TASK BRIEF - Quote the entries in full, character for character, without their images.

"""

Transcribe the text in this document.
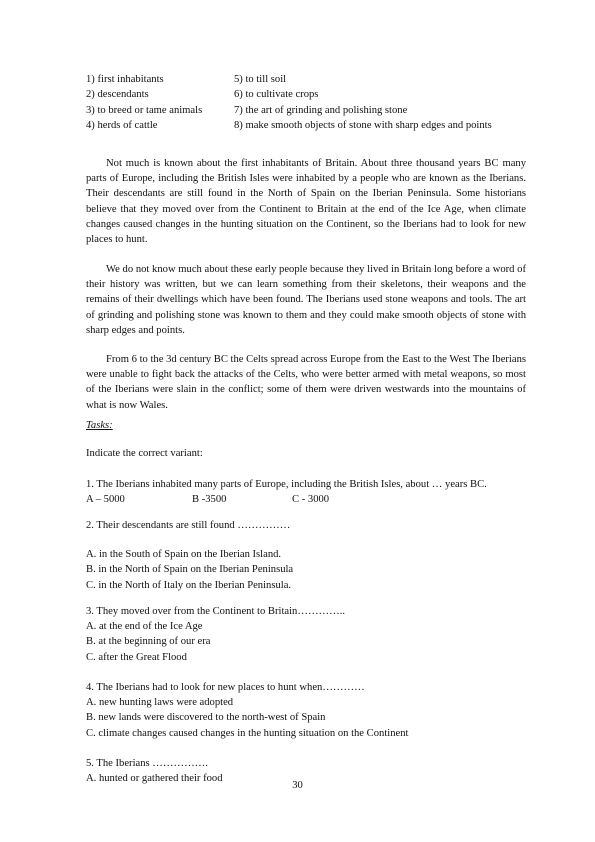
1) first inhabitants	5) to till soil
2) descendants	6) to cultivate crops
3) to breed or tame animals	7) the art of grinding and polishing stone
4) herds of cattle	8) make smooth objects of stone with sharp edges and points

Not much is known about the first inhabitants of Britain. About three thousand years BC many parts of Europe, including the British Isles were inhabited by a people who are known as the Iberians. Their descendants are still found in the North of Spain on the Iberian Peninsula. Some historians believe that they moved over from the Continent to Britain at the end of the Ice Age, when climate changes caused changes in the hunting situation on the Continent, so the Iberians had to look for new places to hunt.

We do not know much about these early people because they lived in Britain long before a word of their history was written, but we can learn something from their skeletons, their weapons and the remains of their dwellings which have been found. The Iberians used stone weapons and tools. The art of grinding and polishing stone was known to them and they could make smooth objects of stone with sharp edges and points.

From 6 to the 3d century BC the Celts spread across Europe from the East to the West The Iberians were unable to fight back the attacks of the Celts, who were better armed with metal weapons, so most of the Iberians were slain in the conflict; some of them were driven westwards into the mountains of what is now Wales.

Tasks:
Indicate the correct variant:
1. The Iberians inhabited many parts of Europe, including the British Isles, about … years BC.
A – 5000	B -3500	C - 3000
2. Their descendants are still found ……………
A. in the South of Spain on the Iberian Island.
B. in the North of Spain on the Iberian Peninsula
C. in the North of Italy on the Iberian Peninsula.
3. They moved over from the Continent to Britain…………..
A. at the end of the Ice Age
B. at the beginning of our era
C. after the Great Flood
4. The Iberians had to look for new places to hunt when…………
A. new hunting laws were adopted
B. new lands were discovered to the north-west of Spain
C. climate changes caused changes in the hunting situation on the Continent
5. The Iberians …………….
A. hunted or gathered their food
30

"""

FULL SOLUTION -
Transcribe the text in this document.
1) first inhabitants	5) to till soil
2) descendants	6) to cultivate crops
3) to breed or tame animals	7) the art of grinding and polishing stone
4) herds of cattle	8) make smooth objects of stone with sharp edges and points

Not much is known about the first inhabitants of Britain. About three thousand years BC many parts of Europe, including the British Isles were inhabited by a people who are known as the Iberians. Their descendants are still found in the North of Spain on the Iberian Peninsula. Some historians believe that they moved over from the Continent to Britain at the end of the Ice Age, when climate changes caused changes in the hunting situation on the Continent, so the Iberians had to look for new places to hunt.

We do not know much about these early people because they lived in Britain long before a word of their history was written, but we can learn something from their skeletons, their weapons and the remains of their dwellings which have been found. The Iberians used stone weapons and tools. The art of grinding and polishing stone was known to them and they could make smooth objects of stone with sharp edges and points.

From 6 to the 3d century BC the Celts spread across Europe from the East to the West The Iberians were unable to fight back the attacks of the Celts, who were better armed with metal weapons, so most of the Iberians were slain in the conflict; some of them were driven westwards into the mountains of what is now Wales.

Tasks:
Indicate the correct variant:
1. The Iberians inhabited many parts of Europe, including the British Isles, about … years BC.
A – 5000	B -3500	C - 3000
2. Their descendants are still found ……………
A. in the South of Spain on the Iberian Island.
B. in the North of Spain on the Iberian Peninsula
C. in the North of Italy on the Iberian Peninsula.
3. They moved over from the Continent to Britain…………..
A. at the end of the Ice Age
B. at the beginning of our era
C. after the Great Flood
4. The Iberians had to look for new places to hunt when…………
A. new hunting laws were adopted
B. new lands were discovered to the north-west of Spain
C. climate changes caused changes in the hunting situation on the Continent
5. The Iberians …………….
A. hunted or gathered their food
30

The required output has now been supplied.